Set down the whole listing verbatim.

■ ■ ■ ■ ■

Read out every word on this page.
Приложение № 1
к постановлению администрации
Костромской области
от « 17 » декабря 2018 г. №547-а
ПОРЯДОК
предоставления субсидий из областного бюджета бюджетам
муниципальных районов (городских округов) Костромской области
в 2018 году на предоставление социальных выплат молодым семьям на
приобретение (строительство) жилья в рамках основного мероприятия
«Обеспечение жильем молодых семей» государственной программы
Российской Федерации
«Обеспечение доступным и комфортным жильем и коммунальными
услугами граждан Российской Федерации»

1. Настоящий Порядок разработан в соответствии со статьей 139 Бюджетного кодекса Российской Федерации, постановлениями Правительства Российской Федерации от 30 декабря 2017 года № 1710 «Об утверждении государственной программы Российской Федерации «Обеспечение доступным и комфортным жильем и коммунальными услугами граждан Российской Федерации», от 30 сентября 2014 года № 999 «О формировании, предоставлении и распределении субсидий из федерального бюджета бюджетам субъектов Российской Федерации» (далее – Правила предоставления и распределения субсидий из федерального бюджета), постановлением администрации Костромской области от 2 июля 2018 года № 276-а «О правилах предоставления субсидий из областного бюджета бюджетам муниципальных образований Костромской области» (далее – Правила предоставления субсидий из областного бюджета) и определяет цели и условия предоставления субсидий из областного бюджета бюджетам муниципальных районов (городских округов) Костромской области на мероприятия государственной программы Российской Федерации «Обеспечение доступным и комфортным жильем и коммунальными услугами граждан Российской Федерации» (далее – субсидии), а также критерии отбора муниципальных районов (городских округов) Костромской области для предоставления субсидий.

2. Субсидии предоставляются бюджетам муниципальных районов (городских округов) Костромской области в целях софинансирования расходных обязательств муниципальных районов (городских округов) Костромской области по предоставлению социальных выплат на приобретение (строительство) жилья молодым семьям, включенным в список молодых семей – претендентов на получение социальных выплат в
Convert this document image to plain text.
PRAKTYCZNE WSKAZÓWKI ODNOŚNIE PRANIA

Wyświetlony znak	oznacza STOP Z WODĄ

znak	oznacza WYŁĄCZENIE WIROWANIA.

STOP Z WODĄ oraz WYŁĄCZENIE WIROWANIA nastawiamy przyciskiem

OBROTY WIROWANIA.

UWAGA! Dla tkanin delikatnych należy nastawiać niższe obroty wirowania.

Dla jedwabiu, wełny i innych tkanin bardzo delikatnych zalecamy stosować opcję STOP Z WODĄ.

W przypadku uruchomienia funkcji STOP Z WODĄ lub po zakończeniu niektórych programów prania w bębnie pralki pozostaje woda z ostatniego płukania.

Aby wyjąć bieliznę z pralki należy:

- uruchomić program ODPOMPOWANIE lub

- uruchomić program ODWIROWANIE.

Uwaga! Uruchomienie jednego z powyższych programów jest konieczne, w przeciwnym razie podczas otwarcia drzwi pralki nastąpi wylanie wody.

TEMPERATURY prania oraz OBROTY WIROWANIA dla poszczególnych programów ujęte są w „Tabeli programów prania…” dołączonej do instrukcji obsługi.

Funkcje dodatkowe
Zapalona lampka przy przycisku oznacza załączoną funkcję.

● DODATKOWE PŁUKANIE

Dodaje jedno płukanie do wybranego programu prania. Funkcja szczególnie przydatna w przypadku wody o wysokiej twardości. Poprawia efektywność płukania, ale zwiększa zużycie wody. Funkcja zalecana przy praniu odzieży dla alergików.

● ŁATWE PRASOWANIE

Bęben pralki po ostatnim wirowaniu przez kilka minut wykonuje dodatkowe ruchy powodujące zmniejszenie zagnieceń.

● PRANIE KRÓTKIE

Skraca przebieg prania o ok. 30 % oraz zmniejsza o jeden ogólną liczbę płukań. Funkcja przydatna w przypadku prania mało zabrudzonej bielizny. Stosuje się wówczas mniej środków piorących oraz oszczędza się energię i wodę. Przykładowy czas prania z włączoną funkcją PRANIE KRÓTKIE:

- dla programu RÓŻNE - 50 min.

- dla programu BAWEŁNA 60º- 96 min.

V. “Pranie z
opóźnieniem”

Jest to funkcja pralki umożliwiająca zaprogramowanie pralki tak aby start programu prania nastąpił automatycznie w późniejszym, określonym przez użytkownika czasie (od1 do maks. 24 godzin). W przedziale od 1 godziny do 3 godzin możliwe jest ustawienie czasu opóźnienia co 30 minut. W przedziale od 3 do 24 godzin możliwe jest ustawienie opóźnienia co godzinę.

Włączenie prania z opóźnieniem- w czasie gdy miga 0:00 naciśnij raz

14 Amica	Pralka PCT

■ ■ ■ ■ ■

Exercise output
Read out every word on this page.
Приложение № 1
к постановлению администрации
Костромской области
от « 17 » декабря 2018 г. №547-а
ПОРЯДОК
предоставления субсидий из областного бюджета бюджетам
муниципальных районов (городских округов) Костромской области
в 2018 году на предоставление социальных выплат молодым семьям на
приобретение (строительство) жилья в рамках основного мероприятия
«Обеспечение жильем молодых семей» государственной программы
Российской Федерации
«Обеспечение доступным и комфортным жильем и коммунальными
услугами граждан Российской Федерации»

1. Настоящий Порядок разработан в соответствии со статьей 139 Бюджетного кодекса Российской Федерации, постановлениями Правительства Российской Федерации от 30 декабря 2017 года № 1710 «Об утверждении государственной программы Российской Федерации «Обеспечение доступным и комфортным жильем и коммунальными услугами граждан Российской Федерации», от 30 сентября 2014 года № 999 «О формировании, предоставлении и распределении субсидий из федерального бюджета бюджетам субъектов Российской Федерации» (далее – Правила предоставления и распределения субсидий из федерального бюджета), постановлением администрации Костромской области от 2 июля 2018 года № 276-а «О правилах предоставления субсидий из областного бюджета бюджетам муниципальных образований Костромской области» (далее – Правила предоставления субсидий из областного бюджета) и определяет цели и условия предоставления субсидий из областного бюджета бюджетам муниципальных районов (городских округов) Костромской области на мероприятия государственной программы Российской Федерации «Обеспечение доступным и комфортным жильем и коммунальными услугами граждан Российской Федерации» (далее – субсидии), а также критерии отбора муниципальных районов (городских округов) Костромской области для предоставления субсидий.

2. Субсидии предоставляются бюджетам муниципальных районов (городских округов) Костромской области в целях софинансирования расходных обязательств муниципальных районов (городских округов) Костромской области по предоставлению социальных выплат на приобретение (строительство) жилья молодым семьям, включенным в список молодых семей – претендентов на получение социальных выплат в
Convert this document image to plain text.
PRAKTYCZNE WSKAZÓWKI ODNOŚNIE PRANIA

Wyświetlony znak	oznacza STOP Z WODĄ

znak	oznacza WYŁĄCZENIE WIROWANIA.

STOP Z WODĄ oraz WYŁĄCZENIE WIROWANIA nastawiamy przyciskiem

OBROTY WIROWANIA.

UWAGA! Dla tkanin delikatnych należy nastawiać niższe obroty wirowania.

Dla jedwabiu, wełny i innych tkanin bardzo delikatnych zalecamy stosować opcję STOP Z WODĄ.

W przypadku uruchomienia funkcji STOP Z WODĄ lub po zakończeniu niektórych programów prania w bębnie pralki pozostaje woda z ostatniego płukania.

Aby wyjąć bieliznę z pralki należy:

- uruchomić program ODPOMPOWANIE lub

- uruchomić program ODWIROWANIE.

Uwaga! Uruchomienie jednego z powyższych programów jest konieczne, w przeciwnym razie podczas otwarcia drzwi pralki nastąpi wylanie wody.

TEMPERATURY prania oraz OBROTY WIROWANIA dla poszczególnych programów ujęte są w „Tabeli programów prania…” dołączonej do instrukcji obsługi.

Funkcje dodatkowe
Zapalona lampka przy przycisku oznacza załączoną funkcję.

● DODATKOWE PŁUKANIE

Dodaje jedno płukanie do wybranego programu prania. Funkcja szczególnie przydatna w przypadku wody o wysokiej twardości. Poprawia efektywność płukania, ale zwiększa zużycie wody. Funkcja zalecana przy praniu odzieży dla alergików.

● ŁATWE PRASOWANIE

Bęben pralki po ostatnim wirowaniu przez kilka minut wykonuje dodatkowe ruchy powodujące zmniejszenie zagnieceń.

● PRANIE KRÓTKIE

Skraca przebieg prania o ok. 30 % oraz zmniejsza o jeden ogólną liczbę płukań. Funkcja przydatna w przypadku prania mało zabrudzonej bielizny. Stosuje się wówczas mniej środków piorących oraz oszczędza się energię i wodę. Przykładowy czas prania z włączoną funkcją PRANIE KRÓTKIE:

- dla programu RÓŻNE - 50 min.

- dla programu BAWEŁNA 60º- 96 min.

V. “Pranie z
opóźnieniem”

Jest to funkcja pralki umożliwiająca zaprogramowanie pralki tak aby start programu prania nastąpił automatycznie w późniejszym, określonym przez użytkownika czasie (od1 do maks. 24 godzin). W przedziale od 1 godziny do 3 godzin możliwe jest ustawienie czasu opóźnienia co 30 minut. W przedziale od 3 do 24 godzin możliwe jest ustawienie opóźnienia co godzinę.

Włączenie prania z opóźnieniem- w czasie gdy miga 0:00 naciśnij raz

14 Amica	Pralka PCT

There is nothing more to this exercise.